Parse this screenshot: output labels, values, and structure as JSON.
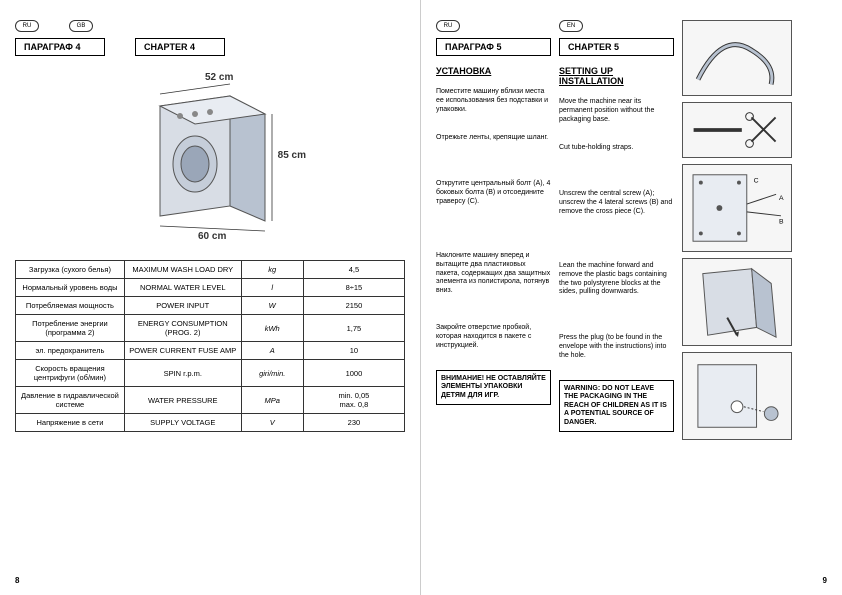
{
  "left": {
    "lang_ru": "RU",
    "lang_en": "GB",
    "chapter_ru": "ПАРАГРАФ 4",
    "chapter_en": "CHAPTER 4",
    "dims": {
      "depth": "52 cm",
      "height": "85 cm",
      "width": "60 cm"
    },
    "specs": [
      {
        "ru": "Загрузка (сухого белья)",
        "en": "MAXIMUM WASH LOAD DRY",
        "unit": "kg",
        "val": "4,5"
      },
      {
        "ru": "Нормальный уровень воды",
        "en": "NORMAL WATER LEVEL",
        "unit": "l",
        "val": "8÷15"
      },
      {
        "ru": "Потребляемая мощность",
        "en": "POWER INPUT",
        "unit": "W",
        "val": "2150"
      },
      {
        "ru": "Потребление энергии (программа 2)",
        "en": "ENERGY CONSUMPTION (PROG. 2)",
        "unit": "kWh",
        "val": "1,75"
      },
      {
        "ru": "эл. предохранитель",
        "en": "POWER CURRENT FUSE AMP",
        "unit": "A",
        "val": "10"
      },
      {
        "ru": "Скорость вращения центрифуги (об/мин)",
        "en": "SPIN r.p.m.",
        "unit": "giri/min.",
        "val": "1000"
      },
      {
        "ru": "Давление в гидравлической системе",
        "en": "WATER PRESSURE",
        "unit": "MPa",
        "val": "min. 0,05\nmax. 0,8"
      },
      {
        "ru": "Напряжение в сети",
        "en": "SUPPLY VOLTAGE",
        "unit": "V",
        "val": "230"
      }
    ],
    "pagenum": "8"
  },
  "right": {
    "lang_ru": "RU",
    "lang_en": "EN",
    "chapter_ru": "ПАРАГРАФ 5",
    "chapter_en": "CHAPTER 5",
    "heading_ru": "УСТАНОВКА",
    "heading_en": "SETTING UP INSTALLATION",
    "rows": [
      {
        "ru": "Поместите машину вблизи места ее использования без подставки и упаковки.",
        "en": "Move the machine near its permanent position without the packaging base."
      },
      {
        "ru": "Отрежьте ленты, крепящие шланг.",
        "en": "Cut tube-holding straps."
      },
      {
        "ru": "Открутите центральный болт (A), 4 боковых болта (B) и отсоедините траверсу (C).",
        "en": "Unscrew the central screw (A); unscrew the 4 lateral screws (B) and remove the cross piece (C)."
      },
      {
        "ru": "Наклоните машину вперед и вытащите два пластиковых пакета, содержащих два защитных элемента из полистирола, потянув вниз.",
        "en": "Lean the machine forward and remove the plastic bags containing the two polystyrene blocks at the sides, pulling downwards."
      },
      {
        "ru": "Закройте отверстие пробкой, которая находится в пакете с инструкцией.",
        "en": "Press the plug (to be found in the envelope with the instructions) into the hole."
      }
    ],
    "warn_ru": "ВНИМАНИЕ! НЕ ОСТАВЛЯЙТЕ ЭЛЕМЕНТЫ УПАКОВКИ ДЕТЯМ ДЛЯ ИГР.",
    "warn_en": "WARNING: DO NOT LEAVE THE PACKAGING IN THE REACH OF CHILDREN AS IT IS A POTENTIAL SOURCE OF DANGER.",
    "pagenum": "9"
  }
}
********************
§ **Exercise directions**: Check each line of the entries for the string "unit". Copy the lines that have it.

§ **Expected output**:
        "unit": "kg",
        "unit": "l",
        "unit": "W",
        "unit": "kWh",
        "unit": "A",
        "unit": "giri/min.",
        "unit": "MPa",
        "unit": "V",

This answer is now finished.